* [THE PROBLEM] Repeat the records in full and exactly, omitting pictures.

* [Data extracted from a collection]

<<<<

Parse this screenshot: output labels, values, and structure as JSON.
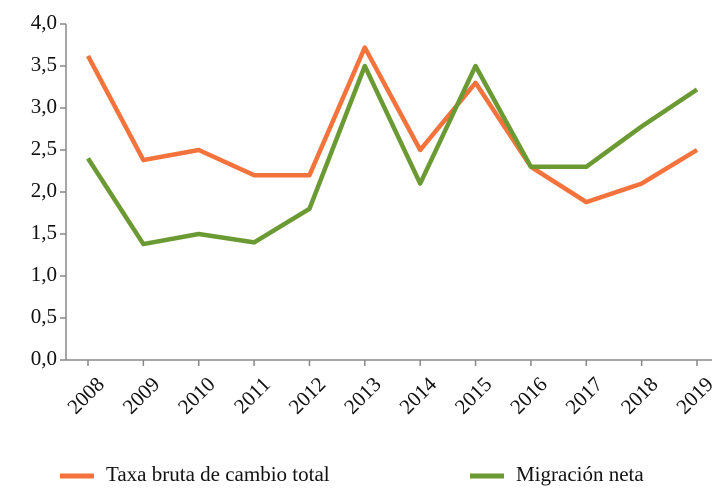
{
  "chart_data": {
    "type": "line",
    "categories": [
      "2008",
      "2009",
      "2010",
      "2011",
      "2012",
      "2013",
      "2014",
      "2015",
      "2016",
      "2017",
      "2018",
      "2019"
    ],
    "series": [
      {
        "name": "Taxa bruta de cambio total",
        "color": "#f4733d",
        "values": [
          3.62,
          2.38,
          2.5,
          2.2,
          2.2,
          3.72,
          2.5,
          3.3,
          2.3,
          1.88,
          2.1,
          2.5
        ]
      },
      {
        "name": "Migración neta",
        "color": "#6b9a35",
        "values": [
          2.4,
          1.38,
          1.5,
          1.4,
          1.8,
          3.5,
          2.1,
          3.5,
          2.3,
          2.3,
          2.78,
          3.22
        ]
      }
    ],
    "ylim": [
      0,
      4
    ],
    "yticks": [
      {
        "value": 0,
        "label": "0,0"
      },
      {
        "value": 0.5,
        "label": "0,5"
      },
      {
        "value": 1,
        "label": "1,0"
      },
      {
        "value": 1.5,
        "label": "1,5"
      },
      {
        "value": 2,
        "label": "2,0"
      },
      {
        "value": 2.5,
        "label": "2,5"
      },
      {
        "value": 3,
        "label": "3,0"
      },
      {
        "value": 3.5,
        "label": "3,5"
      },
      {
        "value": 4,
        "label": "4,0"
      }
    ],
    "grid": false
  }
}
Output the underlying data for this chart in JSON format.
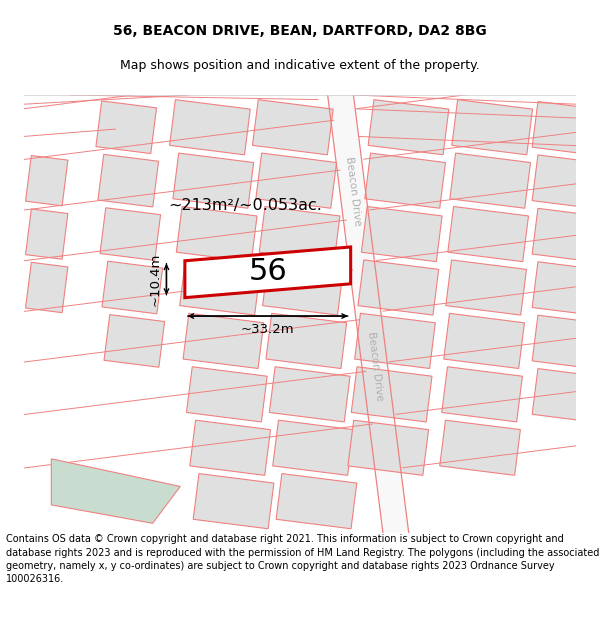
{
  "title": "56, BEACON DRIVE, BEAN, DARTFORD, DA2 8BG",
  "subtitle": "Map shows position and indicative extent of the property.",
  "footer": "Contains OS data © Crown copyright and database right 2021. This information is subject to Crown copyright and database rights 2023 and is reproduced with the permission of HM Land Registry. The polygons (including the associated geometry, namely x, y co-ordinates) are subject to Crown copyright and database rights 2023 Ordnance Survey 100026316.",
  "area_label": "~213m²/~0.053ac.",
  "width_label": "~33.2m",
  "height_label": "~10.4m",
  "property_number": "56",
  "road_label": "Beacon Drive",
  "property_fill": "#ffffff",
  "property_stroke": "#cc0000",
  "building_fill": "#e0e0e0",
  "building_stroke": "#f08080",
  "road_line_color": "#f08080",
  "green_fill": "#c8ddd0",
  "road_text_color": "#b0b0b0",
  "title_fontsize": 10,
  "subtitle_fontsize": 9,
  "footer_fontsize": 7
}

>>>>

* [IN RESPONSE]
Parse this screenshot: output labels, values, and structure as JSON.
{
  "chart_data": {
    "type": "line",
    "categories": [
      "2008",
      "2009",
      "2010",
      "2011",
      "2012",
      "2013",
      "2014",
      "2015",
      "2016",
      "2017",
      "2018",
      "2019"
    ],
    "series": [
      {
        "name": "Taxa bruta de cambio total",
        "color": "#f4733d",
        "values": [
          3.62,
          2.38,
          2.5,
          2.2,
          2.2,
          3.72,
          2.5,
          3.3,
          2.3,
          1.88,
          2.1,
          2.5
        ]
      },
      {
        "name": "Migración neta",
        "color": "#6b9a35",
        "values": [
          2.4,
          1.38,
          1.5,
          1.4,
          1.8,
          3.5,
          2.1,
          3.5,
          2.3,
          2.3,
          2.78,
          3.22
        ]
      }
    ],
    "ylim": [
      0,
      4
    ],
    "yticks": [
      {
        "value": 0,
        "label": "0,0"
      },
      {
        "value": 0.5,
        "label": "0,5"
      },
      {
        "value": 1,
        "label": "1,0"
      },
      {
        "value": 1.5,
        "label": "1,5"
      },
      {
        "value": 2,
        "label": "2,0"
      },
      {
        "value": 2.5,
        "label": "2,5"
      },
      {
        "value": 3,
        "label": "3,0"
      },
      {
        "value": 3.5,
        "label": "3,5"
      },
      {
        "value": 4,
        "label": "4,0"
      }
    ],
    "grid": false
  }
}
Output the underlying data for this chart in JSON format.
{
  "title": "56, BEACON DRIVE, BEAN, DARTFORD, DA2 8BG",
  "subtitle": "Map shows position and indicative extent of the property.",
  "footer": "Contains OS data © Crown copyright and database right 2021. This information is subject to Crown copyright and database rights 2023 and is reproduced with the permission of HM Land Registry. The polygons (including the associated geometry, namely x, y co-ordinates) are subject to Crown copyright and database rights 2023 Ordnance Survey 100026316.",
  "area_label": "~213m²/~0.053ac.",
  "width_label": "~33.2m",
  "height_label": "~10.4m",
  "property_number": "56",
  "road_label": "Beacon Drive",
  "property_fill": "#ffffff",
  "property_stroke": "#cc0000",
  "building_fill": "#e0e0e0",
  "building_stroke": "#f08080",
  "road_line_color": "#f08080",
  "green_fill": "#c8ddd0",
  "road_text_color": "#b0b0b0",
  "title_fontsize": 10,
  "subtitle_fontsize": 9,
  "footer_fontsize": 7
}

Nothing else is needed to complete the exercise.